*EXTRAIT PRÉSENTÉ:*

JB : La transition énergétique suscite un regain d’intérêt pour le secteur minier, que les investisseurs aient une exposition directe aux mineurs ou que celle-ci soit indirecte par le biais des entreprises qui mènent la transition. Quels sont les principaux domaines à améliorer dans le secteur?
AB : Bien que l’attention mondiale portée à l’exploitation minière et à l’approvisionnement en matériaux soit sans précédent, les défis auxquels le secteur minier est confronté sont restés essentiellement les mêmes. De plus, bien que l’accent soit mis sur la réduction des émissions de gaz à effet de serre dans les chaînes d’approvisionnement — qu’il est important de poursuivre dans le secteur minier — les émissions de carbone ne sont pas le plus grand risque auquel fait face l’exploitation minière. De graves préoccupations concernant la qualité et la quantité de l’eau, le déplacement des communautés, les violations des droits de l’homme, la perte de la biodiversité, les pratiques de travail déloyales, la perte du patrimoine culturel et le manque de transparence au nom de la sécurité des minéraux, entre autres, ont été mises en évidence.
JB : J’ai l’impression que les investisseurs ESG savaient que ces problèmes étaient répandus depuis longtemps. Quelles sont les raisons qui expliquent que ceux-ci se produisent encore?
AB : Une gamme d’événements — des ruptures de barrages de résidus aux protestations communautaires en passant par les décès de travailleurs miniers — ont périodiquement servi de signaux d’alarme, mais franchement, après des efforts d’atténuation de courte durée et largement inefficaces, les gens finissent souvent par oublier.
Nous pouvons faire mieux. Si nous évaluons les pratiques minières existantes par rapport à une définition solide des meilleures pratiques, nous pouvons comprendre les écarts entre les deux. Nous devons examiner un site minier de manière globale — engagement des parties prenantes, gouvernance, préparation aux situations d’urgence, plans de protection de la santé des communautés, gestion des impacts environnementaux, etc. — afin d’évaluer pleinement les possibilités et les risques.
La transition vers les énergies renouvelables va probablement concentrer l’attention des marchés mondiaux sur l’approvisionnement en minéraux pour les décennies à venir. Leur attention soutenue créera la demande permanente de pratiques plus responsables nécessaires pour empêcher les gouvernements et le secteur minier de s’assoupir à nouveau. Elle crée également des possibilités de profit pour les investisseurs.
JB : Comment IRMA s’intègre-t-elle dans ce tableau et quels sont certains de ses avantages?
AB : IRMA établit des exigences rigoureuses sur tous les aspects ESG pertinents pour l’industrie minière. Les sites miniers commencent par une auto-évaluation et apportent très souvent des changements après avoir comparé leurs pratiques aux nôtres.
Lorsqu’un site minier est prêt, ils engagent des vérificateurs formés et approuvés par IRMA pour l’évaluer de manière indépendante et publier un rapport de vérification détaillant leurs performances dans tous les domaines. Ce rapport transparent et public est essentiel pour favoriser l’amélioration, car le site minier est alors responsable devant les communautés, les clients et les autres parties prenantes pour ajuster les pratiques et s’améliorer au fil du temps.

*LIGNES DE DONNÉES:*
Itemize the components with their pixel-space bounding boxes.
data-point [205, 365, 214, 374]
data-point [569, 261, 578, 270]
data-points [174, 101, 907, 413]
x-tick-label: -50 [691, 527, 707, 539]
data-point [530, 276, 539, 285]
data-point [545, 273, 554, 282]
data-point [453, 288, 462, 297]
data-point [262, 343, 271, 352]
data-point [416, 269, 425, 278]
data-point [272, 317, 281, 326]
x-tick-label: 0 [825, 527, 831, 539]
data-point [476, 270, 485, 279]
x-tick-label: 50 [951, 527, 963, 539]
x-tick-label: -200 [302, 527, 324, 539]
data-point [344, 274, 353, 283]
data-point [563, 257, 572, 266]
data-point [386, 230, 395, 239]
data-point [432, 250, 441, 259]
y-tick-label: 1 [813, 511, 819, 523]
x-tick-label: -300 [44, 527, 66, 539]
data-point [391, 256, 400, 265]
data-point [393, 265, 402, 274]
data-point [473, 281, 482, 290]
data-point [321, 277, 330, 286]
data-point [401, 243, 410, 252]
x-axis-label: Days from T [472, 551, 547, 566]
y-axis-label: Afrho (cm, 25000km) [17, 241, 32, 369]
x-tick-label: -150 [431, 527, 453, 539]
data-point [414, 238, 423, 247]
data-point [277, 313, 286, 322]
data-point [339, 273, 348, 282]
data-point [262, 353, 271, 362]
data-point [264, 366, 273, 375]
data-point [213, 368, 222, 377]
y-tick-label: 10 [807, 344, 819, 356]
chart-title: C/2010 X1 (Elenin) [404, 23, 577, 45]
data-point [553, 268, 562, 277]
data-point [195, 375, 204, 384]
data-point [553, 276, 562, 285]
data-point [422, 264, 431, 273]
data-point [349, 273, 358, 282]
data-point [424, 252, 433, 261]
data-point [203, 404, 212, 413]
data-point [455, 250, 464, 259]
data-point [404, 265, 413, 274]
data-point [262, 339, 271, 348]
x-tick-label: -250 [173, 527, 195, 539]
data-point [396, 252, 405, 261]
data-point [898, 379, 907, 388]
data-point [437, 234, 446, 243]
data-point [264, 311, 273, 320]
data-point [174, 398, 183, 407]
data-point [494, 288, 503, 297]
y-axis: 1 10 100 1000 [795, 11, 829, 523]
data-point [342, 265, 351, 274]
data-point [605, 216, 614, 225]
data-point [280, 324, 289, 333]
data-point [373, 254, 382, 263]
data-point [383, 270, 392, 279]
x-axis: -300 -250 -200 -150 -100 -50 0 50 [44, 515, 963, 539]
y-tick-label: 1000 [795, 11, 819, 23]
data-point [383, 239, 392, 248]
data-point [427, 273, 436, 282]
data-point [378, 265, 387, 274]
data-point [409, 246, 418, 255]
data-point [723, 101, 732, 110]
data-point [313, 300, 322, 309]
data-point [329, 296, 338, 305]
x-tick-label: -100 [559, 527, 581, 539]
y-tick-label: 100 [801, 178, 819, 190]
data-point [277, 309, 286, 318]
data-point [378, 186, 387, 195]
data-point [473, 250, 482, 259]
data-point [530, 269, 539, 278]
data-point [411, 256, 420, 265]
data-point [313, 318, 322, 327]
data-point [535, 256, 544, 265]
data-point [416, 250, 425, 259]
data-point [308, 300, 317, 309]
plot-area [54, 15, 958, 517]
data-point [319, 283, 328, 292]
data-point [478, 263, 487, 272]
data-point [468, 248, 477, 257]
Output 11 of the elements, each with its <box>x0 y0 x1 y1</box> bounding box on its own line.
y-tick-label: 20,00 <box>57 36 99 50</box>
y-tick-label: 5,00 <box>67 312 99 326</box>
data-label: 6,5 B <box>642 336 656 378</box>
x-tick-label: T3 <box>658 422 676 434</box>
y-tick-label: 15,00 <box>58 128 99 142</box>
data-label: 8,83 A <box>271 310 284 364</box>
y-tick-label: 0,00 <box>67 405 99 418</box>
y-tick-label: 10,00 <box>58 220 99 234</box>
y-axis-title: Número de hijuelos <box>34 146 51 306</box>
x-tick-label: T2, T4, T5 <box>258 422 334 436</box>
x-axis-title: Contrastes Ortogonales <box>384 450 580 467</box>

*OBJECTIF:* Transcrivez le passage de l'entretien sur le secteur minier qui commence par « Nous pouvons faire » et se termine par « pour les investisseurs. ».

*RÉSULTAT:*
Nous pouvons faire mieux. Si nous évaluons les pratiques minières existantes par rapport à une définition solide des meilleures pratiques, nous pouvons comprendre les écarts entre les deux. Nous devons examiner un site minier de manière globale — engagement des parties prenantes, gouvernance, préparation aux situations d’urgence, plans de protection de la santé des communautés, gestion des impacts environnementaux, etc. — afin d’évaluer pleinement les possibilités et les risques.
La transition vers les énergies renouvelables va probablement concentrer l’attention des marchés mondiaux sur l’approvisionnement en minéraux pour les décennies à venir. Leur attention soutenue créera la demande permanente de pratiques plus responsables nécessaires pour empêcher les gouvernements et le secteur minier de s’assoupir à nouveau. Elle crée également des possibilités de profit pour les investisseurs.